Divaldo Franco: Os Centros Espíritas...


8 – Desde a década de 70 que Divaldo vem a Portugal. Houve um crescimento do movimento espírita. Na sua opinião, foi crescimento quantitativo ou qualitativo?
DF – Desde a 1ª vez que eu estive em Portugal, em 15 de Agosto de 1967, fascinou-me a coragem dos espíritas portugueses, porque estavam vivendo os dias amargos da ditadura, ditadura que recolhia ao cárcere aquele que se denominasse maçon, comunista ou espírita.
Quando eu tive a oportunidade de proferir a conferência na Rua da Fé, na casa de Arganil, foi-me dado o direito de apresentar-me, estavam cerca de 400 pessoas sedentas de informação.
Eu denominei esse período como o período subterrâneo das investigações e da cultura portuguesa.
Eduardo de Matos publicava uma revista, “Fraternidade”, através da qual, de maneira discreta, divulgava o Espiritismo.
Isidoro Duarte Santos publicava “Estudos Psíquicos” e, através de uma linguagem científica, da Metapsíquica e da Parapsicologia nascente, ele procurava infundir nos corações humanos a crença.

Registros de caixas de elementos

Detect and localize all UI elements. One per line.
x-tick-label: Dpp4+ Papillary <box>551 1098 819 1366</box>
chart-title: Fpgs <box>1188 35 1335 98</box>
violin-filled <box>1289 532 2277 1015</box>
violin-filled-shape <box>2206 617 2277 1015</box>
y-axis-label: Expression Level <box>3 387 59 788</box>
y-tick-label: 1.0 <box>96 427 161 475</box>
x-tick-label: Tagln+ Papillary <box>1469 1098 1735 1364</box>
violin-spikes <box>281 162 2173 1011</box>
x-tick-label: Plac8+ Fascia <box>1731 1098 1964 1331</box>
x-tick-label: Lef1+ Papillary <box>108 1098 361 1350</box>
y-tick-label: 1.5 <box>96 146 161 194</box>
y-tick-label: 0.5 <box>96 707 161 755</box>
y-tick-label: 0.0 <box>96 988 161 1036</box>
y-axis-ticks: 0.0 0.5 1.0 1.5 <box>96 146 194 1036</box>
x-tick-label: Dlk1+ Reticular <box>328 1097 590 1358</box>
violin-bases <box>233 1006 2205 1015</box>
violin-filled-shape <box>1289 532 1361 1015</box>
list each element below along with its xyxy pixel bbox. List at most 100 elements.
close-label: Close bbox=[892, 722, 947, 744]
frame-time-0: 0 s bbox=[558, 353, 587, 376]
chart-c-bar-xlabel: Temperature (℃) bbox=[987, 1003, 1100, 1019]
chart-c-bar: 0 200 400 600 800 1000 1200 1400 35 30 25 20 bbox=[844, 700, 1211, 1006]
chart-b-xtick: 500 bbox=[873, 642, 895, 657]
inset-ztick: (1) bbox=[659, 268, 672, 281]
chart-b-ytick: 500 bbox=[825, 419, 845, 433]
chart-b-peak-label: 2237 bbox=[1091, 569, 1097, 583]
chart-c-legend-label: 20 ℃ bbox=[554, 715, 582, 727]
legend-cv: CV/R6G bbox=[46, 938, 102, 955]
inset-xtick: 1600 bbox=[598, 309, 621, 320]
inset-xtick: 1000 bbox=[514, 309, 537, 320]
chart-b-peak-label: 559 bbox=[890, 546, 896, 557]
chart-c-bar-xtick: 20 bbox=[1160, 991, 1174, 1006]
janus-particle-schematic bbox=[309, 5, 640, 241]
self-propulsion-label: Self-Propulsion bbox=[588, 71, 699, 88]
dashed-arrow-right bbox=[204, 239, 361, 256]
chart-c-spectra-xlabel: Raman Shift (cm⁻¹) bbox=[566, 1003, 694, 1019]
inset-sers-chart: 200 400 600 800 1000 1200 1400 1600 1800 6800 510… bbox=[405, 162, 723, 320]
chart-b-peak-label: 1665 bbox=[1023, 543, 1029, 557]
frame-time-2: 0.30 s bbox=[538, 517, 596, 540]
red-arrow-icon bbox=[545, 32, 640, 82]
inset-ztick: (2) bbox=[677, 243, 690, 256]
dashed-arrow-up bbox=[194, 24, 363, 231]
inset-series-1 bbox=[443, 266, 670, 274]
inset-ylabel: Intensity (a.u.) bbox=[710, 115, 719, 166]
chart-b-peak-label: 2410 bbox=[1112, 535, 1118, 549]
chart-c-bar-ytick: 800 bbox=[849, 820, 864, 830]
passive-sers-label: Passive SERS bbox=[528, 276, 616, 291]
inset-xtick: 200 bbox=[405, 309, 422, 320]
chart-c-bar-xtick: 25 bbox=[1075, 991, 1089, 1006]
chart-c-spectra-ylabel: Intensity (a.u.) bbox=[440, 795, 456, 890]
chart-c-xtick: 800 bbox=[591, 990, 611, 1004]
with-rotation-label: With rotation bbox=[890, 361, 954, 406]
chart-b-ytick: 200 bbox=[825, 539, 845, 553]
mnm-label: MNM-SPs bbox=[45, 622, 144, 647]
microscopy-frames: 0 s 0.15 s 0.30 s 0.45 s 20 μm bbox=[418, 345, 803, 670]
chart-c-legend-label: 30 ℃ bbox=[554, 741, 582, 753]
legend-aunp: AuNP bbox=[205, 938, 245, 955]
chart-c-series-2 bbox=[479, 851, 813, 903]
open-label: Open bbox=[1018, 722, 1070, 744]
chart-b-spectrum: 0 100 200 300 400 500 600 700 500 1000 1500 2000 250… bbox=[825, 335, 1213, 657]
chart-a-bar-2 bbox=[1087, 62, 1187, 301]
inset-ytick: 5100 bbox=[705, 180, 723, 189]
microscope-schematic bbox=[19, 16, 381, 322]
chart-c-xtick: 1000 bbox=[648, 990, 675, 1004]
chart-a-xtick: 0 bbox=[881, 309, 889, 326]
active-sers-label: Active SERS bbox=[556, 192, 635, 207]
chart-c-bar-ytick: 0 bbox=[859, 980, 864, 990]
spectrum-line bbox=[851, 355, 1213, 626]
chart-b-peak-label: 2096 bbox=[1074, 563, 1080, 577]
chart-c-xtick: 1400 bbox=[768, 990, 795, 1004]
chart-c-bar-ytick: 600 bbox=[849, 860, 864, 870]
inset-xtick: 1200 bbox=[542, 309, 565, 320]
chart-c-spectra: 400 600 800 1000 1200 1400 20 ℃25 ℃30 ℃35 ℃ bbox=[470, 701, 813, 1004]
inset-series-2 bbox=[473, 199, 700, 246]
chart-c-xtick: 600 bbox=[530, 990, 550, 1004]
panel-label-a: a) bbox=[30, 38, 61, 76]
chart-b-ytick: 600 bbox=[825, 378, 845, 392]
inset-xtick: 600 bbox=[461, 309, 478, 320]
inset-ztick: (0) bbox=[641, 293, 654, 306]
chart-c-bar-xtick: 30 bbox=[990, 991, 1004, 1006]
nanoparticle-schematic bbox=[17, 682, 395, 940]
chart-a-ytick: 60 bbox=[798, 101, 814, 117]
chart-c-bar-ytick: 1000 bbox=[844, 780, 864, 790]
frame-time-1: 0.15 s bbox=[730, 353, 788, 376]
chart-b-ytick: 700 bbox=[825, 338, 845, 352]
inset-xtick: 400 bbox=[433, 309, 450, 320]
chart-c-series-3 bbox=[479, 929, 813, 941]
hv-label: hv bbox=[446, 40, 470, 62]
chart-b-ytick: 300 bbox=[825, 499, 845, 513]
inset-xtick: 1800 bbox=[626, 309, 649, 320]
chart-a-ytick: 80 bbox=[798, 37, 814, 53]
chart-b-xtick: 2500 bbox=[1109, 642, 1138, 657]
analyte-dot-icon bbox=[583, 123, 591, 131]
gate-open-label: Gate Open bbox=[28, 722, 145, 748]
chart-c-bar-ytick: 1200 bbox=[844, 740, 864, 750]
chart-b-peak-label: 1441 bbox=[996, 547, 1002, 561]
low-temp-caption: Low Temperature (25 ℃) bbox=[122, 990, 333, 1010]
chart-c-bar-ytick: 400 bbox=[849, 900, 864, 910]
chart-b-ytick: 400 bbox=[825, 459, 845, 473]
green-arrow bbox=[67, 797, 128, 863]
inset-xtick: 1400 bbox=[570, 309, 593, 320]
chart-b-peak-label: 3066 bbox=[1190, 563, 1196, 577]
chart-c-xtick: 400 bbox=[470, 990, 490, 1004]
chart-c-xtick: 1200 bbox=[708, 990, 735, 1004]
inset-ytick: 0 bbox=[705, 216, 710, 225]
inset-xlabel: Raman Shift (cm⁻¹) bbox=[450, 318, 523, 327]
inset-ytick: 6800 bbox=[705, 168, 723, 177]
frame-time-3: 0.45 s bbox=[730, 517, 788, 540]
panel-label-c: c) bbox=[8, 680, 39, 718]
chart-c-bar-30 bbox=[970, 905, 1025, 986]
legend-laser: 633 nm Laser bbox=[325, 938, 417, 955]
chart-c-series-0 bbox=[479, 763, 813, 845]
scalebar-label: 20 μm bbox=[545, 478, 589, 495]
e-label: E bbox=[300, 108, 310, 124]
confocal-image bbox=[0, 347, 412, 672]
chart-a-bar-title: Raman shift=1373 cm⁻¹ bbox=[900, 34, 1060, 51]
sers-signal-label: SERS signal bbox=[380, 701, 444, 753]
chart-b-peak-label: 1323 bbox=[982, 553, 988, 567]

* Tarefas:
A - Devolva, sem mudar nada, a parte da entrevista com Divaldo Franco que começa nas palavras "DF – Desde a" e termina depois de "humanos a crença.".
B - De acordo com a entrevista com Divaldo Franco, em que data ele esteve em Portugal pela primeira vez?
Não é preciso usar a listagem.

* Respostas:
A -
DF – Desde a 1ª vez que eu estive em Portugal, em 15 de Agosto de 1967, fascinou-me a coragem dos espíritas portugueses, porque estavam vivendo os dias amargos da ditadura, ditadura que recolhia ao cárcere aquele que se denominasse maçon, comunista ou espírita.
Quando eu tive a oportunidade de proferir a conferência na Rua da Fé, na casa de Arganil, foi-me dado o direito de apresentar-me, estavam cerca de 400 pessoas sedentas de informação.
Eu denominei esse período como o período subterrâneo das investigações e da cultura portuguesa.
Eduardo de Matos publicava uma revista, “Fraternidade”, através da qual, de maneira discreta, divulgava o Espiritismo.
Isidoro Duarte Santos publicava “Estudos Psíquicos” e, através de uma linguagem científica, da Metapsíquica e da Parapsicologia nascente, ele procurava infundir nos corações humanos a crença.

B - Em 15 de Agosto de 1967.